** Start of GIVEN DATA **
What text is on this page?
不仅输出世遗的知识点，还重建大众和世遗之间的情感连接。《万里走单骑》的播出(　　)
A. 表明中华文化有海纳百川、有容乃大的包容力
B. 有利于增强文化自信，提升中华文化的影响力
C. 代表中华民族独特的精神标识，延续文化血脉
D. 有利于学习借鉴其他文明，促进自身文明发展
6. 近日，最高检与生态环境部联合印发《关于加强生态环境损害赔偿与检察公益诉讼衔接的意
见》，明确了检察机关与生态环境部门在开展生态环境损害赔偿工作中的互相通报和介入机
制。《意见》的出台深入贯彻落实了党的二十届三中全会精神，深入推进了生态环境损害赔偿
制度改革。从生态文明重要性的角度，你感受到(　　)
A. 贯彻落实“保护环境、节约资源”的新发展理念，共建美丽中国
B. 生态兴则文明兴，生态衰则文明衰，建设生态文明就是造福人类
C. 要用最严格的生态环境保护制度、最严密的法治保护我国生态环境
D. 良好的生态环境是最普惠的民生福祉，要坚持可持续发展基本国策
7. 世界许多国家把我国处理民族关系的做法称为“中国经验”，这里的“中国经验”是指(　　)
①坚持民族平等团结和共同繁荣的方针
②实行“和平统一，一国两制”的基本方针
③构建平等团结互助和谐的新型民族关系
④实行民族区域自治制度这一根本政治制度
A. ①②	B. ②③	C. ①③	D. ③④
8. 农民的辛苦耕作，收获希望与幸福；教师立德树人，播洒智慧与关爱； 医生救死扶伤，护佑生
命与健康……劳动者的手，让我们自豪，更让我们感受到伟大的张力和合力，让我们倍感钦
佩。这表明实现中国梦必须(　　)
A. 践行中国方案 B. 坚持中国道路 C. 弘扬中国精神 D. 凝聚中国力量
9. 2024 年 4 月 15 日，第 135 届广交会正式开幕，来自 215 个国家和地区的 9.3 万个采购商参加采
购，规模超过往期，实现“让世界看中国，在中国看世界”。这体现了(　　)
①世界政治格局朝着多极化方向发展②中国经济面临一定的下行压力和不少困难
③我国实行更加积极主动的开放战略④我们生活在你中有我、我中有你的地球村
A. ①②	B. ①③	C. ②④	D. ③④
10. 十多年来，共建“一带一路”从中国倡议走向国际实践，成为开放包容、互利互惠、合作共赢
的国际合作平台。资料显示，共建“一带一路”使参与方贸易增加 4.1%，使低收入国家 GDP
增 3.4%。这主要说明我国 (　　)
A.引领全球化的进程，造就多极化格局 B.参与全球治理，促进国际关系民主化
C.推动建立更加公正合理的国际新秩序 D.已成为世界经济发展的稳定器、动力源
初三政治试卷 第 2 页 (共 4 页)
** End of GIVEN DATA **
THE EXERCISE: Extract the full listing and reproduce each line exactly.

CORRECT RESPONSE:
What text is on this page?
不仅输出世遗的知识点，还重建大众和世遗之间的情感连接。《万里走单骑》的播出(　　)
A. 表明中华文化有海纳百川、有容乃大的包容力
B. 有利于增强文化自信，提升中华文化的影响力
C. 代表中华民族独特的精神标识，延续文化血脉
D. 有利于学习借鉴其他文明，促进自身文明发展
6. 近日，最高检与生态环境部联合印发《关于加强生态环境损害赔偿与检察公益诉讼衔接的意
见》，明确了检察机关与生态环境部门在开展生态环境损害赔偿工作中的互相通报和介入机
制。《意见》的出台深入贯彻落实了党的二十届三中全会精神，深入推进了生态环境损害赔偿
制度改革。从生态文明重要性的角度，你感受到(　　)
A. 贯彻落实“保护环境、节约资源”的新发展理念，共建美丽中国
B. 生态兴则文明兴，生态衰则文明衰，建设生态文明就是造福人类
C. 要用最严格的生态环境保护制度、最严密的法治保护我国生态环境
D. 良好的生态环境是最普惠的民生福祉，要坚持可持续发展基本国策
7. 世界许多国家把我国处理民族关系的做法称为“中国经验”，这里的“中国经验”是指(　　)
①坚持民族平等团结和共同繁荣的方针
②实行“和平统一，一国两制”的基本方针
③构建平等团结互助和谐的新型民族关系
④实行民族区域自治制度这一根本政治制度
A. ①②	B. ②③	C. ①③	D. ③④
8. 农民的辛苦耕作，收获希望与幸福；教师立德树人，播洒智慧与关爱； 医生救死扶伤，护佑生
命与健康……劳动者的手，让我们自豪，更让我们感受到伟大的张力和合力，让我们倍感钦
佩。这表明实现中国梦必须(　　)
A. 践行中国方案 B. 坚持中国道路 C. 弘扬中国精神 D. 凝聚中国力量
9. 2024 年 4 月 15 日，第 135 届广交会正式开幕，来自 215 个国家和地区的 9.3 万个采购商参加采
购，规模超过往期，实现“让世界看中国，在中国看世界”。这体现了(　　)
①世界政治格局朝着多极化方向发展②中国经济面临一定的下行压力和不少困难
③我国实行更加积极主动的开放战略④我们生活在你中有我、我中有你的地球村
A. ①②	B. ①③	C. ②④	D. ③④
10. 十多年来，共建“一带一路”从中国倡议走向国际实践，成为开放包容、互利互惠、合作共赢
的国际合作平台。资料显示，共建“一带一路”使参与方贸易增加 4.1%，使低收入国家 GDP
增 3.4%。这主要说明我国 (　　)
A.引领全球化的进程，造就多极化格局 B.参与全球治理，促进国际关系民主化
C.推动建立更加公正合理的国际新秩序 D.已成为世界经济发展的稳定器、动力源
初三政治试卷 第 2 页 (共 4 页)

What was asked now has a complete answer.